(Raw records)
* begin *

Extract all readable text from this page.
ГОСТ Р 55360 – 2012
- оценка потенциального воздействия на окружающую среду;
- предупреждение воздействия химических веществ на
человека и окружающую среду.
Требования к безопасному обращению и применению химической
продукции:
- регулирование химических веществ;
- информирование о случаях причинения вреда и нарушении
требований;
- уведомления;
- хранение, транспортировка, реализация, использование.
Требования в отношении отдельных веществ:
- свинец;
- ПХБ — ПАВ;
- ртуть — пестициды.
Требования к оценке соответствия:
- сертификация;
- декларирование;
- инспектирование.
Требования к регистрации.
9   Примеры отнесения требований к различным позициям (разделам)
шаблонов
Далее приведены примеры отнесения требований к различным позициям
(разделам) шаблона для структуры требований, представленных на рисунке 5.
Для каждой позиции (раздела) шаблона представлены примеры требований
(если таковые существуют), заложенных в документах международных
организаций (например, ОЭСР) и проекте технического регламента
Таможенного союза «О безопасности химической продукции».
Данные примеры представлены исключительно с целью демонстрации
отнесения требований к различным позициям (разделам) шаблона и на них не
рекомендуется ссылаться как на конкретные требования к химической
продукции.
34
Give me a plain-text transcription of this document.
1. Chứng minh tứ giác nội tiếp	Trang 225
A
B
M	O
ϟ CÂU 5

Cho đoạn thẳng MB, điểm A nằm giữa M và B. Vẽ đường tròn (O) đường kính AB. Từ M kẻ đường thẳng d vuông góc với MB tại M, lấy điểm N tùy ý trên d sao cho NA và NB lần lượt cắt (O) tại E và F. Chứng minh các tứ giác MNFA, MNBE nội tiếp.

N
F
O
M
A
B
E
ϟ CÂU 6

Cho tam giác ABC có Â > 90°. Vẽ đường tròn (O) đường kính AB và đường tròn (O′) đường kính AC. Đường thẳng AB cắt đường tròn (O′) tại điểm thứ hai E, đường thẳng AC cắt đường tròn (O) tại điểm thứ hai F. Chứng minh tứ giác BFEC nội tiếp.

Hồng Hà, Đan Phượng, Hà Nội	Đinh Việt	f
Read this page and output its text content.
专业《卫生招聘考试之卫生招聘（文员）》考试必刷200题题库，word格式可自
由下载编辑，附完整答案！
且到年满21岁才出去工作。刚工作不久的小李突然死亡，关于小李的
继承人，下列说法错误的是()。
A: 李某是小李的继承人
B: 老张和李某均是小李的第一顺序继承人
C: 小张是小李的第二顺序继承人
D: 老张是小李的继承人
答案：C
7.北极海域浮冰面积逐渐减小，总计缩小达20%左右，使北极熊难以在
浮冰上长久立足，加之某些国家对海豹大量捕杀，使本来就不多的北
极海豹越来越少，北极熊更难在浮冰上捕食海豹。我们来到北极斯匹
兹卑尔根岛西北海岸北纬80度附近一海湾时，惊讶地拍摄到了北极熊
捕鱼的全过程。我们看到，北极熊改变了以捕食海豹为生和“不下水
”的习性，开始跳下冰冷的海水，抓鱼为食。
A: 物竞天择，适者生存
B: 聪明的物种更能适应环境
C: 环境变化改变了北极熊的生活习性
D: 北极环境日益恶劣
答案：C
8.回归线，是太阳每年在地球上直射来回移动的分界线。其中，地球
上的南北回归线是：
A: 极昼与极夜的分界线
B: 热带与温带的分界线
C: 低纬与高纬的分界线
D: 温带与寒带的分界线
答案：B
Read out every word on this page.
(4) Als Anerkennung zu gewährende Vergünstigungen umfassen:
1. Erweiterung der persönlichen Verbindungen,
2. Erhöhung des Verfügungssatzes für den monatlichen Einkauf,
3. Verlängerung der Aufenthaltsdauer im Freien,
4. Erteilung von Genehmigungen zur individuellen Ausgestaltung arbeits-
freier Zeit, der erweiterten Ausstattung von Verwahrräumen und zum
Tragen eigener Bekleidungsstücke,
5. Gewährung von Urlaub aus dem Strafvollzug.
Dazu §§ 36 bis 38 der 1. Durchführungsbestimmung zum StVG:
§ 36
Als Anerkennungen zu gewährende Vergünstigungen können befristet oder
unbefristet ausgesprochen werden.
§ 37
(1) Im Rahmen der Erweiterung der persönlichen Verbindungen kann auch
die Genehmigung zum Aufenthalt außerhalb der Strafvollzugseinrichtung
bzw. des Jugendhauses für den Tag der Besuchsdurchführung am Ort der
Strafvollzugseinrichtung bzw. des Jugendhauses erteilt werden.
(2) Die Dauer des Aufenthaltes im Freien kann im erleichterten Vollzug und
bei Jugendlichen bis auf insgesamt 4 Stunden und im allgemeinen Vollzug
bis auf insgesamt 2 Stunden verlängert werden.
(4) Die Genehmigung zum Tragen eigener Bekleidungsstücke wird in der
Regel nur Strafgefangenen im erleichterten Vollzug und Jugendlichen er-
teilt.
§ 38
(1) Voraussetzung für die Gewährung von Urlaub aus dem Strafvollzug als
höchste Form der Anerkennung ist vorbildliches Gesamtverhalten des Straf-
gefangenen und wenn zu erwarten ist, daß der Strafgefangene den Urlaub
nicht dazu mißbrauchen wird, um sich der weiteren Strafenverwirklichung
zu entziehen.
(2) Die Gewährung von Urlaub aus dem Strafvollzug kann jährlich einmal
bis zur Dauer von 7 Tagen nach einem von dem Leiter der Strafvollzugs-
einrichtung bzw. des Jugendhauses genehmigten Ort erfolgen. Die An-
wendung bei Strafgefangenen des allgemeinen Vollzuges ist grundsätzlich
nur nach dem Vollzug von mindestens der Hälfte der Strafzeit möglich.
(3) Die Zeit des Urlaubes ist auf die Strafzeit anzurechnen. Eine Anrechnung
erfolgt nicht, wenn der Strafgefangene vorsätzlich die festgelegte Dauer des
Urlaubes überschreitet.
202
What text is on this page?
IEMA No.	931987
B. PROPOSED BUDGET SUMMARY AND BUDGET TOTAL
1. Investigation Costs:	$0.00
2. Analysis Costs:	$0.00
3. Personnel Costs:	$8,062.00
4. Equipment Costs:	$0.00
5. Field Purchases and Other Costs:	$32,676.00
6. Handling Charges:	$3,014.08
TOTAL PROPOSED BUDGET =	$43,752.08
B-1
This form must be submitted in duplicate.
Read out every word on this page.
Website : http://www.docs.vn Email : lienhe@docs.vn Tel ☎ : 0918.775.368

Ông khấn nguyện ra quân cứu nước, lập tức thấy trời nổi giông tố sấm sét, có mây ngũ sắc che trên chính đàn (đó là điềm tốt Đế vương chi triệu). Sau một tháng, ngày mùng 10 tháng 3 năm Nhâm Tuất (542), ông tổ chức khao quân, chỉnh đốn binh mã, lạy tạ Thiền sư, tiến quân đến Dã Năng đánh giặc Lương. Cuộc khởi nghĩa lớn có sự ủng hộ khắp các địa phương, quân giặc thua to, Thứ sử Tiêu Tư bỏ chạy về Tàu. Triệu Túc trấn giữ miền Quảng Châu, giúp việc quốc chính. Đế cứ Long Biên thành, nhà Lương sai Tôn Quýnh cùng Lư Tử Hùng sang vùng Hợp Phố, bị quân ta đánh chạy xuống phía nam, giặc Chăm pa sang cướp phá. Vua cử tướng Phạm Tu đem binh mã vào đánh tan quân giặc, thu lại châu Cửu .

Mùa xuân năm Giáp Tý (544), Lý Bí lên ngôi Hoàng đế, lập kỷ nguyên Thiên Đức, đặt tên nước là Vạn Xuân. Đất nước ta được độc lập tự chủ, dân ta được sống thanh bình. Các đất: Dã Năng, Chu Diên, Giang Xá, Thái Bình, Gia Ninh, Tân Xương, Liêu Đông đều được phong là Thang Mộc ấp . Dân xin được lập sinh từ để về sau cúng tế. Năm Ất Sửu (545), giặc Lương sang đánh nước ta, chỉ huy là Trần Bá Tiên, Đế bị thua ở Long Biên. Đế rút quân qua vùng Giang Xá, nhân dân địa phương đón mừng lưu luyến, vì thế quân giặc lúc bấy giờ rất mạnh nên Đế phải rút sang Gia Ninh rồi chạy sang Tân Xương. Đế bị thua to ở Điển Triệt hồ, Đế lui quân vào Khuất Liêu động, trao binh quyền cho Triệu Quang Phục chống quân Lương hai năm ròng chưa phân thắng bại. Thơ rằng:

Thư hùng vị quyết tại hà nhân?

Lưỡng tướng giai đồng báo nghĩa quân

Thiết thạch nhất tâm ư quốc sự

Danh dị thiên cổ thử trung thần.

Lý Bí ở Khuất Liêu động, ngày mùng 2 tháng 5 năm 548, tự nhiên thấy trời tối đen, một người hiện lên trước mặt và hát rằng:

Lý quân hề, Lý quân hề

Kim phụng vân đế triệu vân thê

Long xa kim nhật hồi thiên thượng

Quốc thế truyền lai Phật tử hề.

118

* end *

Which lines hold the word "Bekleidungsstücke"? Show each one.

> The reply
Tragen eigener Bekleidungsstücke,
(4) Die Genehmigung zum Tragen eigener Bekleidungsstücke wird in der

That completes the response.